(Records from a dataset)
>>>

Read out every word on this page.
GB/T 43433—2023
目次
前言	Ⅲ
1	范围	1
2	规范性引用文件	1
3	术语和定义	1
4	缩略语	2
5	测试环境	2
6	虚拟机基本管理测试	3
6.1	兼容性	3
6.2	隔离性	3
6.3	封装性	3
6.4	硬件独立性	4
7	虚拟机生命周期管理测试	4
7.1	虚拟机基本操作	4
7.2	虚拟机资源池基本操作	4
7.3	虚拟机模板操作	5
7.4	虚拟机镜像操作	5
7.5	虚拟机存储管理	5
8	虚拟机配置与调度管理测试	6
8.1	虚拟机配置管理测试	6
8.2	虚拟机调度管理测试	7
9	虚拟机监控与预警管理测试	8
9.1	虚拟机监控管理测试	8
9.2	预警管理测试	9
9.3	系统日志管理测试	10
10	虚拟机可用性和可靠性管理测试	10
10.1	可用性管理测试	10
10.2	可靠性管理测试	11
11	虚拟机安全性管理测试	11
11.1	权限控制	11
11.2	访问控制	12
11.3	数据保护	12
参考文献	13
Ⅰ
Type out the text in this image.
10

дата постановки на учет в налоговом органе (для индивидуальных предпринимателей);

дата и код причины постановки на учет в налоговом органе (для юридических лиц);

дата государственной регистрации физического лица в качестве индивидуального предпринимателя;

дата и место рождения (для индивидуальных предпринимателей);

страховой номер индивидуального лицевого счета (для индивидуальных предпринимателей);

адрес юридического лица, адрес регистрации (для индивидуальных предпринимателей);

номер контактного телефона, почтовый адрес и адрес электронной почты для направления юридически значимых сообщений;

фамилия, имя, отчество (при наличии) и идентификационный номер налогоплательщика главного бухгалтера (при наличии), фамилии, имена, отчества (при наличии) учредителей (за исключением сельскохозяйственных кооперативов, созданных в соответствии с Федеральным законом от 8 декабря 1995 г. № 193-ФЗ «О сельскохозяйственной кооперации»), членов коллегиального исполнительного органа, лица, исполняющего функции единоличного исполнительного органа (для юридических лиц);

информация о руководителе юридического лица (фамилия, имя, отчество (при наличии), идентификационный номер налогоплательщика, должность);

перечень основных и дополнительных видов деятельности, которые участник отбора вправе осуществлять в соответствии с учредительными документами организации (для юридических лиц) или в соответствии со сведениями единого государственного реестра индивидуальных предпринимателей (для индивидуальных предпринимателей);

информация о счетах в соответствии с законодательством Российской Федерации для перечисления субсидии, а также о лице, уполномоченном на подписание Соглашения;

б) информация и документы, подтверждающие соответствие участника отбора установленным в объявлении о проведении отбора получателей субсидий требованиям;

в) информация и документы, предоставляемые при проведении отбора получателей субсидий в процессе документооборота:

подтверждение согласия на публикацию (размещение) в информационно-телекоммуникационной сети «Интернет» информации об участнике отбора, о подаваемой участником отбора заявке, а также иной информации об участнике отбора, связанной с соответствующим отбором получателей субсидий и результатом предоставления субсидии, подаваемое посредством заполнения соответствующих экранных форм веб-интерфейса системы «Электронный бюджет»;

<<<

## Work to do
Set out every line from the material that contains the string "получателей".

## Result of the exercise
б) информация и документы, подтверждающие соответствие участника отбора установленным в объявлении о проведении отбора получателей субсидий требованиям;
в) информация и документы, предоставляемые при проведении отбора получателей субсидий в процессе документооборота:
подтверждение согласия на публикацию (размещение) в информационно-телекоммуникационной сети «Интернет» информации об участнике отбора, о подаваемой участником отбора заявке, а также иной информации об участнике отбора, связанной с соответствующим отбором получателей субсидий и результатом предоставления субсидии, подаваемое посредством заполнения соответствующих экранных форм веб-интерфейса системы «Электронный бюджет»;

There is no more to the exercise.